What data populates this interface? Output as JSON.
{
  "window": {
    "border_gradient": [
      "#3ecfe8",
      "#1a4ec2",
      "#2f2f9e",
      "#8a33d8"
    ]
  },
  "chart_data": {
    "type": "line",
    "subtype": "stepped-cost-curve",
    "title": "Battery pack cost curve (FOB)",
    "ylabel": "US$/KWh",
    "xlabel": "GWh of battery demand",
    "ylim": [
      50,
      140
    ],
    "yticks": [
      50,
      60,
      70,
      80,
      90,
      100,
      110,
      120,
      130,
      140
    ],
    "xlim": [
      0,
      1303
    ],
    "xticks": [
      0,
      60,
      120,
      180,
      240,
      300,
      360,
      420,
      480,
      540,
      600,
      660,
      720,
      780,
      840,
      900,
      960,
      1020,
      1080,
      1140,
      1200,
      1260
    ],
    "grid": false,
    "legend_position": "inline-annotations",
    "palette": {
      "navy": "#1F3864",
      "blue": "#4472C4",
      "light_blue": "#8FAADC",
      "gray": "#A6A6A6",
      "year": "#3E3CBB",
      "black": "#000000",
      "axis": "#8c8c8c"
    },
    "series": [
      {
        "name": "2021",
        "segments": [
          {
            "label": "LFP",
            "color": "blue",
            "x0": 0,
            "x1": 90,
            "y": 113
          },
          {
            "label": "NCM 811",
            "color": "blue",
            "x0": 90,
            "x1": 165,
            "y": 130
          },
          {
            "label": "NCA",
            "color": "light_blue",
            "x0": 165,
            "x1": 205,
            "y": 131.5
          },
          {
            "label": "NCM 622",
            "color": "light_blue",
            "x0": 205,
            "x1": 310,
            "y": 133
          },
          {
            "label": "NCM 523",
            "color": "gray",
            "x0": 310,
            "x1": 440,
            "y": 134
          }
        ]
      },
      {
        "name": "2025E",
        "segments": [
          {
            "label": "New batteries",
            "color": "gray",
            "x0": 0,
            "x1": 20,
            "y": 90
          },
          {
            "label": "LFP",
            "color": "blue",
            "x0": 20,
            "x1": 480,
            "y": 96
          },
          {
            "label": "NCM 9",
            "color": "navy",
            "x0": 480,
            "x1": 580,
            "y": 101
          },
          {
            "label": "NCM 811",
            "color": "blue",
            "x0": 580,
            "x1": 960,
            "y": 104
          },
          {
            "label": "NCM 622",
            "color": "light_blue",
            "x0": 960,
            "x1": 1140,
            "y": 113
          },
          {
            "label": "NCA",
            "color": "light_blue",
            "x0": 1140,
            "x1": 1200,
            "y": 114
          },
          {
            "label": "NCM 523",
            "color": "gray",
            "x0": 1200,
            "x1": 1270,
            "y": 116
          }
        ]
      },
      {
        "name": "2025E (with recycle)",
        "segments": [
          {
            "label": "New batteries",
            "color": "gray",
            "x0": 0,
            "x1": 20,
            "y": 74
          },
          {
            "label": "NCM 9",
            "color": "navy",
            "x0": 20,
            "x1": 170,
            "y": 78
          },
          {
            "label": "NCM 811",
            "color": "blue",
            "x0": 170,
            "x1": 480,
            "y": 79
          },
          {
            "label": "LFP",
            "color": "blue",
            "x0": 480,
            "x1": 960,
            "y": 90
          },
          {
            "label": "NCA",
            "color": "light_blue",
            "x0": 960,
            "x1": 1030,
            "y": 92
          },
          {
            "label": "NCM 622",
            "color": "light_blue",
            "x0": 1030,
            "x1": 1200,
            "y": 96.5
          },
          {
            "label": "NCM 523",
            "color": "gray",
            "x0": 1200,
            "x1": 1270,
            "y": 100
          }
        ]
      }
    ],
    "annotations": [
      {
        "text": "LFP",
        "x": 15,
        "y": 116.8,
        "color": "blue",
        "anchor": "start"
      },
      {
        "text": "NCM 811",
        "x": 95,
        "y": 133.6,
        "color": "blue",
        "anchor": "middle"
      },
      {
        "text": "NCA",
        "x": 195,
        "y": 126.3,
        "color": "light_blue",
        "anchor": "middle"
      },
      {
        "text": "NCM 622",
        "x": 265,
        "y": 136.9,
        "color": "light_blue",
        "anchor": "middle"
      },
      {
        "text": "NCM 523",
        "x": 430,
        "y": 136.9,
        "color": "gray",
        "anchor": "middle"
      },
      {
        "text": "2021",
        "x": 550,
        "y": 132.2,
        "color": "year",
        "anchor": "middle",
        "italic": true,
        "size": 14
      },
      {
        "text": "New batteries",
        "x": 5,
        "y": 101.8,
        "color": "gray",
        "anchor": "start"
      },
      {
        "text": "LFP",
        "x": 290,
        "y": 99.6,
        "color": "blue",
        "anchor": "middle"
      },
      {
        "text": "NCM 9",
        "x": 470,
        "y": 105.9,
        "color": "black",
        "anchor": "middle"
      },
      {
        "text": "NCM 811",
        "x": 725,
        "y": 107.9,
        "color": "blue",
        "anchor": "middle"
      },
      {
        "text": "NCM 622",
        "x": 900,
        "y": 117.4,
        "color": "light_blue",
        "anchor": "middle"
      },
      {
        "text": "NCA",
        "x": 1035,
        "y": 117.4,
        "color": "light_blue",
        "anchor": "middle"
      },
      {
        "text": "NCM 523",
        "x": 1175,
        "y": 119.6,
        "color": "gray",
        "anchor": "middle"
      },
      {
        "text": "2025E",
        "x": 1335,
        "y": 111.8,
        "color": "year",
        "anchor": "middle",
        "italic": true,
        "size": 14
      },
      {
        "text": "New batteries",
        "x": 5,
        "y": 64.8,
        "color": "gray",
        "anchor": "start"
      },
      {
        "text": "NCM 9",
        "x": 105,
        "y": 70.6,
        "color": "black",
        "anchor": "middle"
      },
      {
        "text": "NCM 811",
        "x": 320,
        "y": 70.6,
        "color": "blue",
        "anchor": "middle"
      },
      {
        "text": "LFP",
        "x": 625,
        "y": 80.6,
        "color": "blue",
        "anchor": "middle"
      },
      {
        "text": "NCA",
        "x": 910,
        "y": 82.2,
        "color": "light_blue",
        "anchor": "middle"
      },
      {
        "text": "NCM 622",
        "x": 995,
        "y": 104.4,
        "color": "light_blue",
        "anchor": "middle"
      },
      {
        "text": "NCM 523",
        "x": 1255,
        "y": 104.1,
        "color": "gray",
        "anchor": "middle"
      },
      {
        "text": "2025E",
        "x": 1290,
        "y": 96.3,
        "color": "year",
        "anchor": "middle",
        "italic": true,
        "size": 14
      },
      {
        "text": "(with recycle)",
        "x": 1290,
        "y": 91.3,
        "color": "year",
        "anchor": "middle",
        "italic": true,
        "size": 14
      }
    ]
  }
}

_Required work_
Print every record exactly as it was given.

_Written response_
What data populates this interface? Output as JSON.
{
  "window": {
    "border_gradient": [
      "#3ecfe8",
      "#1a4ec2",
      "#2f2f9e",
      "#8a33d8"
    ]
  },
  "chart_data": {
    "type": "line",
    "subtype": "stepped-cost-curve",
    "title": "Battery pack cost curve (FOB)",
    "ylabel": "US$/KWh",
    "xlabel": "GWh of battery demand",
    "ylim": [
      50,
      140
    ],
    "yticks": [
      50,
      60,
      70,
      80,
      90,
      100,
      110,
      120,
      130,
      140
    ],
    "xlim": [
      0,
      1303
    ],
    "xticks": [
      0,
      60,
      120,
      180,
      240,
      300,
      360,
      420,
      480,
      540,
      600,
      660,
      720,
      780,
      840,
      900,
      960,
      1020,
      1080,
      1140,
      1200,
      1260
    ],
    "grid": false,
    "legend_position": "inline-annotations",
    "palette": {
      "navy": "#1F3864",
      "blue": "#4472C4",
      "light_blue": "#8FAADC",
      "gray": "#A6A6A6",
      "year": "#3E3CBB",
      "black": "#000000",
      "axis": "#8c8c8c"
    },
    "series": [
      {
        "name": "2021",
        "segments": [
          {
            "label": "LFP",
            "color": "blue",
            "x0": 0,
            "x1": 90,
            "y": 113
          },
          {
            "label": "NCM 811",
            "color": "blue",
            "x0": 90,
            "x1": 165,
            "y": 130
          },
          {
            "label": "NCA",
            "color": "light_blue",
            "x0": 165,
            "x1": 205,
            "y": 131.5
          },
          {
            "label": "NCM 622",
            "color": "light_blue",
            "x0": 205,
            "x1": 310,
            "y": 133
          },
          {
            "label": "NCM 523",
            "color": "gray",
            "x0": 310,
            "x1": 440,
            "y": 134
          }
        ]
      },
      {
        "name": "2025E",
        "segments": [
          {
            "label": "New batteries",
            "color": "gray",
            "x0": 0,
            "x1": 20,
            "y": 90
          },
          {
            "label": "LFP",
            "color": "blue",
            "x0": 20,
            "x1": 480,
            "y": 96
          },
          {
            "label": "NCM 9",
            "color": "navy",
            "x0": 480,
            "x1": 580,
            "y": 101
          },
          {
            "label": "NCM 811",
            "color": "blue",
            "x0": 580,
            "x1": 960,
            "y": 104
          },
          {
            "label": "NCM 622",
            "color": "light_blue",
            "x0": 960,
            "x1": 1140,
            "y": 113
          },
          {
            "label": "NCA",
            "color": "light_blue",
            "x0": 1140,
            "x1": 1200,
            "y": 114
          },
          {
            "label": "NCM 523",
            "color": "gray",
            "x0": 1200,
            "x1": 1270,
            "y": 116
          }
        ]
      },
      {
        "name": "2025E (with recycle)",
        "segments": [
          {
            "label": "New batteries",
            "color": "gray",
            "x0": 0,
            "x1": 20,
            "y": 74
          },
          {
            "label": "NCM 9",
            "color": "navy",
            "x0": 20,
            "x1": 170,
            "y": 78
          },
          {
            "label": "NCM 811",
            "color": "blue",
            "x0": 170,
            "x1": 480,
            "y": 79
          },
          {
            "label": "LFP",
            "color": "blue",
            "x0": 480,
            "x1": 960,
            "y": 90
          },
          {
            "label": "NCA",
            "color": "light_blue",
            "x0": 960,
            "x1": 1030,
            "y": 92
          },
          {
            "label": "NCM 622",
            "color": "light_blue",
            "x0": 1030,
            "x1": 1200,
            "y": 96.5
          },
          {
            "label": "NCM 523",
            "color": "gray",
            "x0": 1200,
            "x1": 1270,
            "y": 100
          }
        ]
      }
    ],
    "annotations": [
      {
        "text": "LFP",
        "x": 15,
        "y": 116.8,
        "color": "blue",
        "anchor": "start"
      },
      {
        "text": "NCM 811",
        "x": 95,
        "y": 133.6,
        "color": "blue",
        "anchor": "middle"
      },
      {
        "text": "NCA",
        "x": 195,
        "y": 126.3,
        "color": "light_blue",
        "anchor": "middle"
      },
      {
        "text": "NCM 622",
        "x": 265,
        "y": 136.9,
        "color": "light_blue",
        "anchor": "middle"
      },
      {
        "text": "NCM 523",
        "x": 430,
        "y": 136.9,
        "color": "gray",
        "anchor": "middle"
      },
      {
        "text": "2021",
        "x": 550,
        "y": 132.2,
        "color": "year",
        "anchor": "middle",
        "italic": true,
        "size": 14
      },
      {
        "text": "New batteries",
        "x": 5,
        "y": 101.8,
        "color": "gray",
        "anchor": "start"
      },
      {
        "text": "LFP",
        "x": 290,
        "y": 99.6,
        "color": "blue",
        "anchor": "middle"
      },
      {
        "text": "NCM 9",
        "x": 470,
        "y": 105.9,
        "color": "black",
        "anchor": "middle"
      },
      {
        "text": "NCM 811",
        "x": 725,
        "y": 107.9,
        "color": "blue",
        "anchor": "middle"
      },
      {
        "text": "NCM 622",
        "x": 900,
        "y": 117.4,
        "color": "light_blue",
        "anchor": "middle"
      },
      {
        "text": "NCA",
        "x": 1035,
        "y": 117.4,
        "color": "light_blue",
        "anchor": "middle"
      },
      {
        "text": "NCM 523",
        "x": 1175,
        "y": 119.6,
        "color": "gray",
        "anchor": "middle"
      },
      {
        "text": "2025E",
        "x": 1335,
        "y": 111.8,
        "color": "year",
        "anchor": "middle",
        "italic": true,
        "size": 14
      },
      {
        "text": "New batteries",
        "x": 5,
        "y": 64.8,
        "color": "gray",
        "anchor": "start"
      },
      {
        "text": "NCM 9",
        "x": 105,
        "y": 70.6,
        "color": "black",
        "anchor": "middle"
      },
      {
        "text": "NCM 811",
        "x": 320,
        "y": 70.6,
        "color": "blue",
        "anchor": "middle"
      },
      {
        "text": "LFP",
        "x": 625,
        "y": 80.6,
        "color": "blue",
        "anchor": "middle"
      },
      {
        "text": "NCA",
        "x": 910,
        "y": 82.2,
        "color": "light_blue",
        "anchor": "middle"
      },
      {
        "text": "NCM 622",
        "x": 995,
        "y": 104.4,
        "color": "light_blue",
        "anchor": "middle"
      },
      {
        "text": "NCM 523",
        "x": 1255,
        "y": 104.1,
        "color": "gray",
        "anchor": "middle"
      },
      {
        "text": "2025E",
        "x": 1290,
        "y": 96.3,
        "color": "year",
        "anchor": "middle",
        "italic": true,
        "size": 14
      },
      {
        "text": "(with recycle)",
        "x": 1290,
        "y": 91.3,
        "color": "year",
        "anchor": "middle",
        "italic": true,
        "size": 14
      }
    ]
  }
}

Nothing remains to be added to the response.